* _TEXTO FORNECIDO_:
Quando alguém se inscreve para usar um serviço online ou cria uma conta em um aplicativo, costuma se deparar com um conjunto de regras e acordos chamados de "Termos e Condições". Basicamente, é um documento que contém diversas regras, diretrizes, regulamentos e cláusulas legais para o uso dos serviços e produtos de qualquer empresa pertencente ao mundo digital; é um contrato que define a relação do prestador de serviço com o seu usuário. Para a companhia em questão, esses termos são nada mais nada menos que uma proteção jurídica.
Antes de poder começar a usar o serviço, o usuário é solicitado a concordar com esses termos. No entanto, eles costumam ser longos e escritos em linguagem legal complexa, o que pode tornar o seu entendimento mais trabalhoso. Essa maneira de apresentação (com diversas páginas, repletos de jargões jurídicos e com letras pequenas) faz com que a grande maioria dos consumidores negligenciem o conteúdo escrito e apenas cliquem em “Aceitar”.

* _CONJUNTO DE DADOS_:
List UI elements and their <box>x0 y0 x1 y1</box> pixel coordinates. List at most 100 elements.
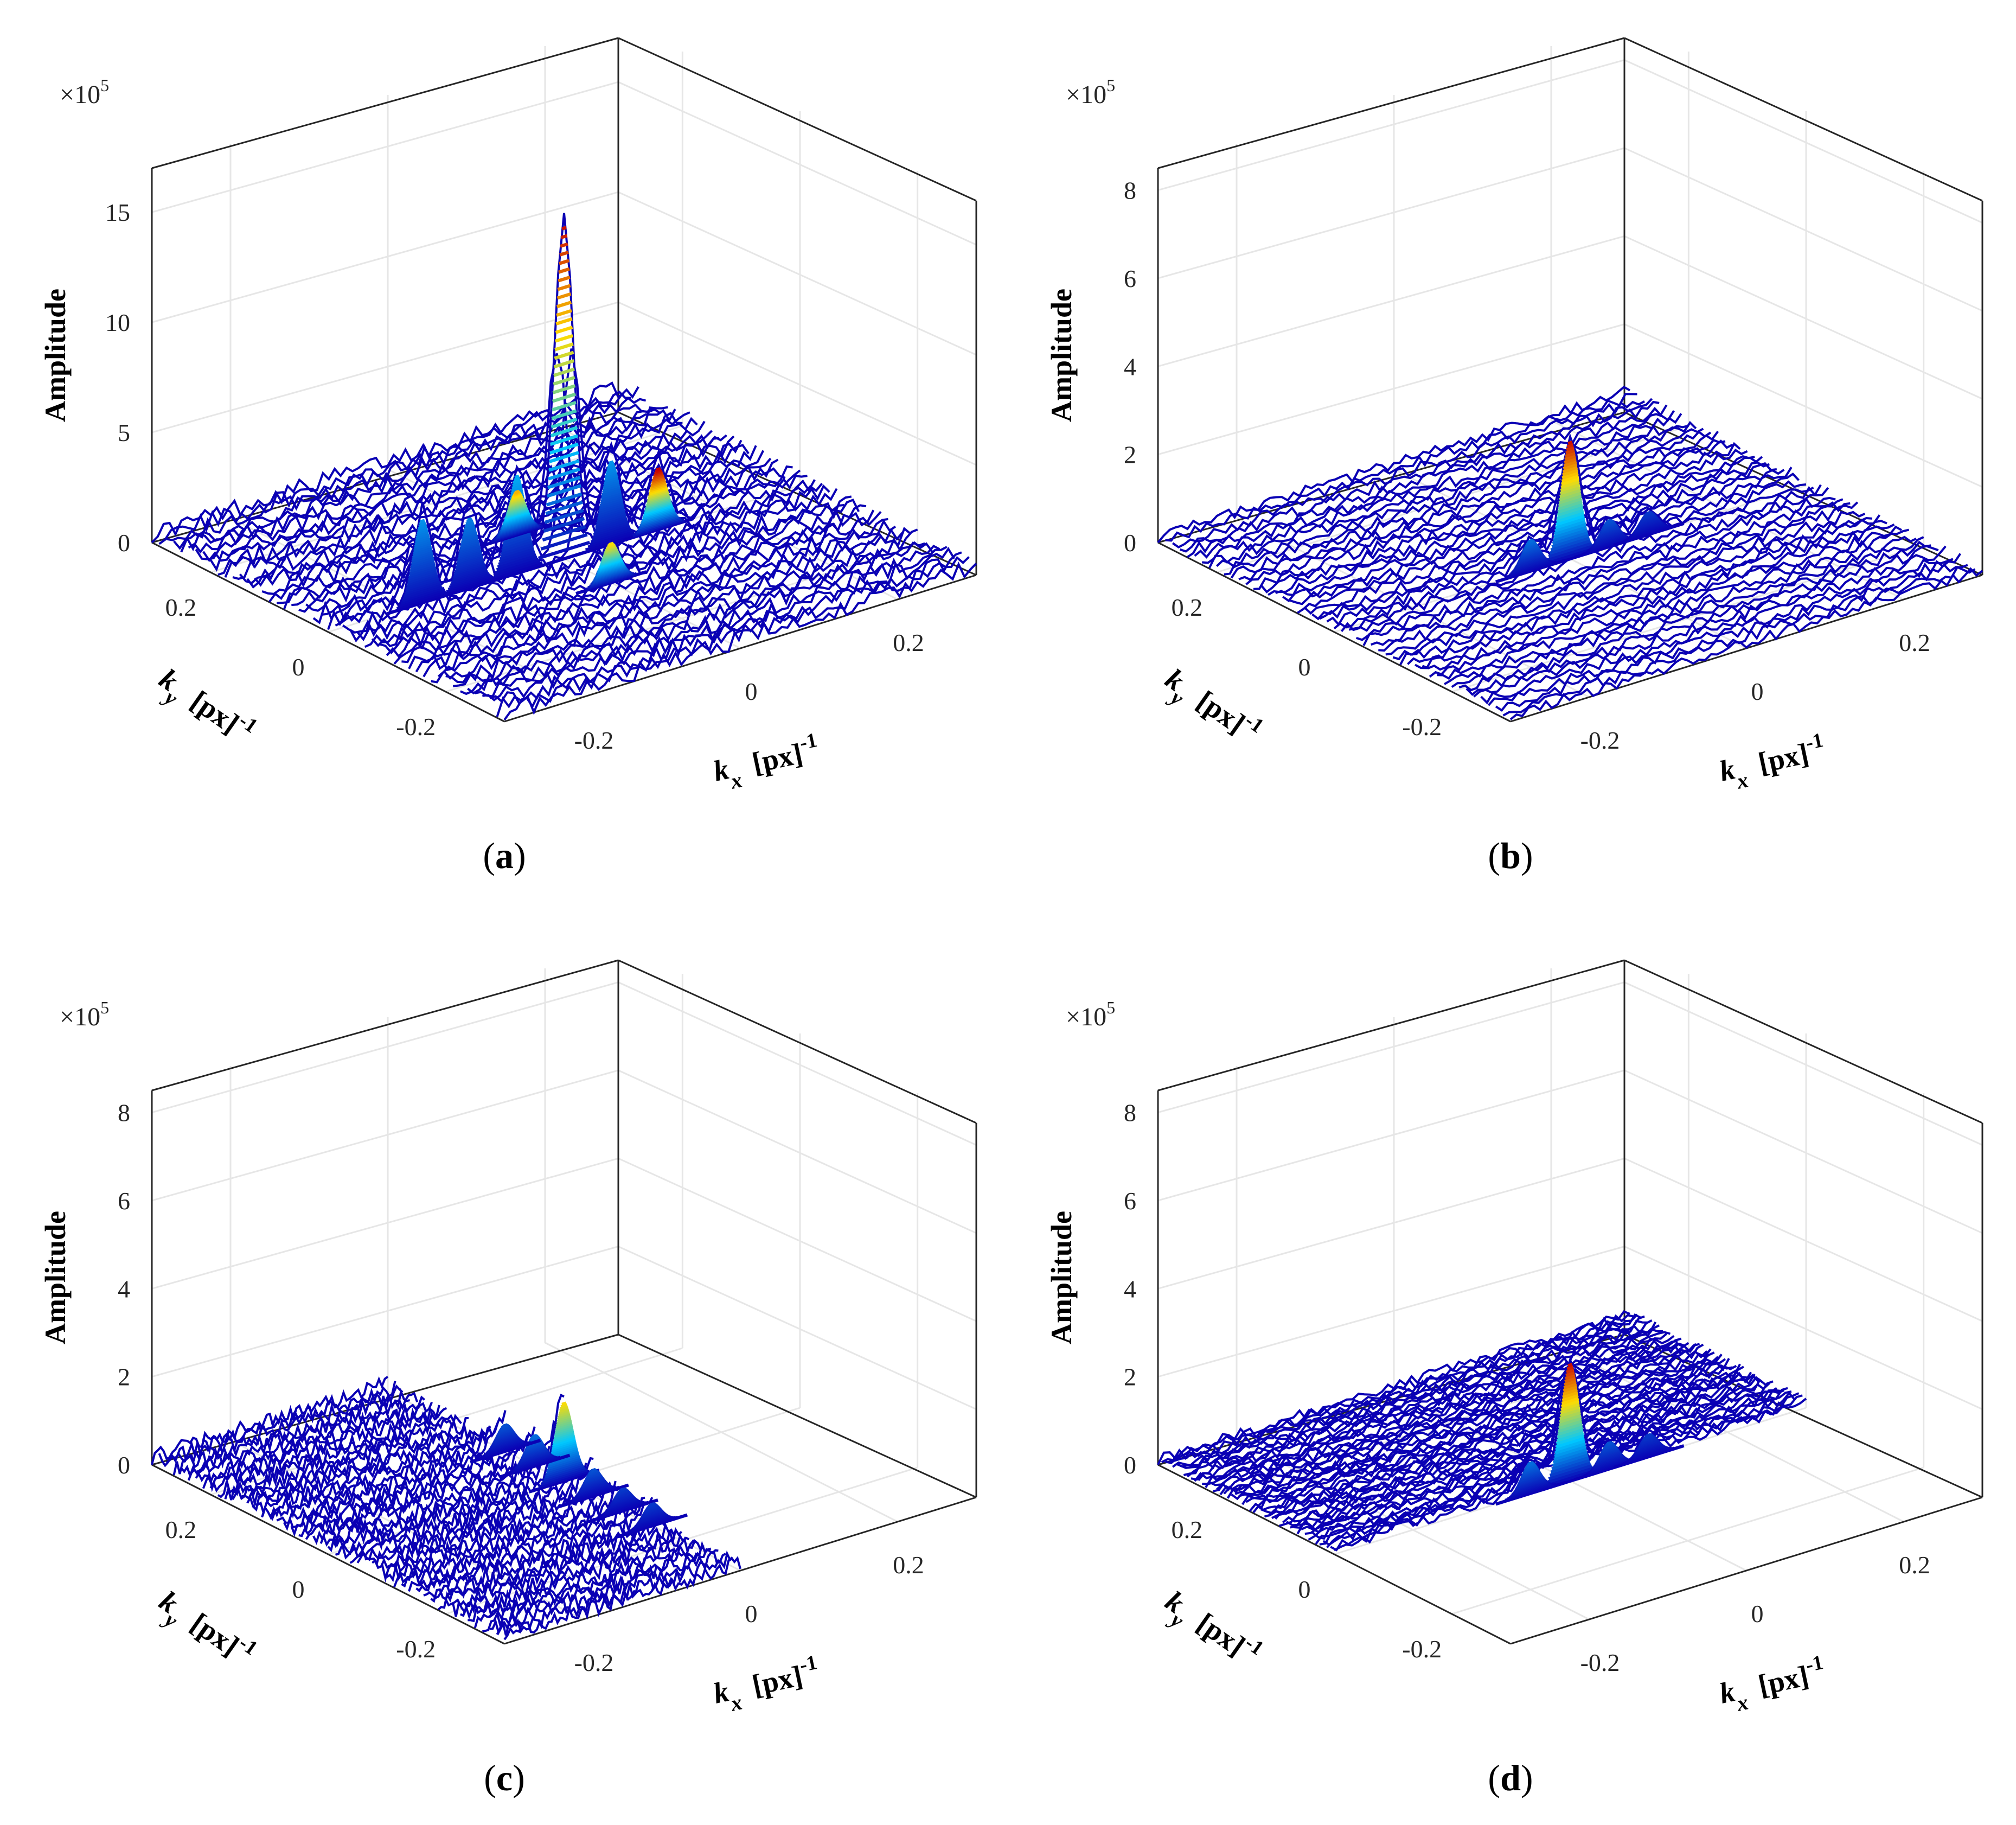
peak-slice <box>462 531 478 539</box>
peak-slice <box>590 528 632 544</box>
peak-slice <box>457 549 482 560</box>
peak-slice <box>502 535 532 547</box>
peak-slice <box>1559 486 1581 495</box>
peak-slice <box>552 401 577 412</box>
peak-slice <box>413 546 432 555</box>
axis-edge <box>1157 1464 1511 1645</box>
peak-slice <box>558 276 571 283</box>
surface-row <box>224 1413 462 1501</box>
peak-slice <box>406 575 439 589</box>
peak-slice <box>455 557 484 570</box>
x-tick-label: -0.2 <box>1580 1649 1620 1676</box>
surface-row <box>209 1407 447 1493</box>
peak-slice <box>1567 441 1573 445</box>
peak-slice <box>456 554 483 566</box>
z-multiplier: ×105 <box>60 75 109 109</box>
peak-slice <box>1560 480 1580 489</box>
peak-2 <box>470 1423 541 1464</box>
peak-slice <box>464 525 476 532</box>
peak-slice <box>589 529 633 546</box>
peak-slice <box>551 417 578 429</box>
x-tick-label: 0.2 <box>893 1551 924 1579</box>
peak-slice <box>1553 525 1587 539</box>
peak-slice <box>560 242 568 248</box>
peak-slice <box>454 562 485 575</box>
peak-slice <box>560 1405 568 1411</box>
z-tick-label: 2 <box>1124 1363 1136 1391</box>
peak-slice <box>1562 465 1578 474</box>
axis-edge <box>618 411 977 576</box>
surface-row <box>187 1395 425 1481</box>
peak-slice <box>514 489 520 494</box>
peak-slice <box>412 550 433 559</box>
peak-slice <box>414 536 431 544</box>
surface-row <box>1187 400 1660 558</box>
peak-slice <box>593 520 629 534</box>
peak-slice <box>466 519 473 524</box>
peak-slice <box>546 492 583 507</box>
peak-slice <box>409 564 436 575</box>
peak-slice <box>460 539 479 548</box>
peak-slice <box>1562 1390 1578 1399</box>
peak-slice <box>607 464 616 470</box>
y-tick-label: -0.2 <box>1402 713 1442 741</box>
surface-row <box>437 526 911 680</box>
peak-slice <box>1558 1419 1583 1430</box>
peak-slice <box>1557 1428 1584 1439</box>
peak-slice <box>559 1407 569 1413</box>
y-tick-label: 0 <box>292 1575 305 1603</box>
surface-row <box>1224 420 1697 576</box>
peak-slice <box>549 442 579 455</box>
peak-slice <box>409 561 436 573</box>
peak-slice <box>455 560 485 573</box>
peak-slice <box>556 1416 572 1424</box>
peak-slice <box>511 486 523 493</box>
peak-slice <box>555 317 573 326</box>
peak-slice <box>1552 1450 1588 1464</box>
surface-row <box>1223 1343 1697 1495</box>
peak-slice <box>546 1460 583 1475</box>
peak-slice <box>532 1434 537 1439</box>
axis-edge <box>504 574 977 723</box>
peak-slice <box>603 477 619 486</box>
peak-slice <box>1566 443 1574 449</box>
peak-slice <box>501 542 533 556</box>
surface-row <box>232 1417 469 1501</box>
peak-slice <box>605 471 618 478</box>
peak-slice <box>1556 1436 1585 1448</box>
surface-row <box>180 1392 419 1479</box>
surface-row <box>1378 501 1851 652</box>
surface-row <box>1319 467 1793 620</box>
surface-row <box>1509 567 1983 720</box>
peak-slice <box>420 519 425 524</box>
peak-slice <box>1553 1447 1587 1461</box>
peak-slice <box>545 500 583 515</box>
z-tick-label: 10 <box>105 309 130 336</box>
peak-slice <box>500 544 534 558</box>
peak-slice <box>401 586 444 603</box>
peak-slice <box>596 515 627 528</box>
surface-row <box>224 417 698 578</box>
panel-caption: (d) <box>1488 1757 1533 1798</box>
surface-row <box>209 411 683 572</box>
surface-row <box>195 406 668 560</box>
axes-background <box>1158 38 1982 575</box>
peak-slice <box>596 513 626 525</box>
peak-slice <box>656 467 661 472</box>
peak-slice <box>1546 544 1594 562</box>
axes-background <box>1158 960 1982 1497</box>
surface-row <box>356 484 830 641</box>
x-tick-label: 0 <box>1751 678 1764 705</box>
tick-labels: 0 2 4 6 8 -0.2 0 0.2 -0.2 0 0.2 <box>1124 177 1930 754</box>
peak-slice <box>540 533 588 551</box>
peak-slice <box>1567 1363 1573 1368</box>
axis-edge <box>1157 959 1625 1092</box>
peak-3 <box>387 519 458 615</box>
peak-slice <box>410 559 435 571</box>
peak-slice <box>1528 1461 1534 1466</box>
surface-row <box>298 1426 536 1537</box>
surface-row <box>1238 430 1712 582</box>
tick-labels: 0 2 4 6 8 -0.2 0 0.2 -0.2 0 0.2 <box>1124 1099 1930 1676</box>
peak-slice <box>499 546 535 561</box>
peak-slice <box>1565 449 1575 455</box>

* _ENUNCIADO_: Reescreva o trecho do texto sobre Termos e Condições entre "Quando alguém se" e "uma proteção jurídica.", inclusive, substituindo "proteção jurídica" por "garantia legal".

* _RESULTADO DA TAREFA_:
Quando alguém se inscreve para usar um serviço online ou cria uma conta em um aplicativo, costuma se deparar com um conjunto de regras e acordos chamados de "Termos e Condições". Basicamente, é um documento que contém diversas regras, diretrizes, regulamentos e cláusulas legais para o uso dos serviços e produtos de qualquer empresa pertencente ao mundo digital; é um contrato que define a relação do prestador de serviço com o seu usuário. Para a companhia em questão, esses termos são nada mais nada menos que uma garantia legal.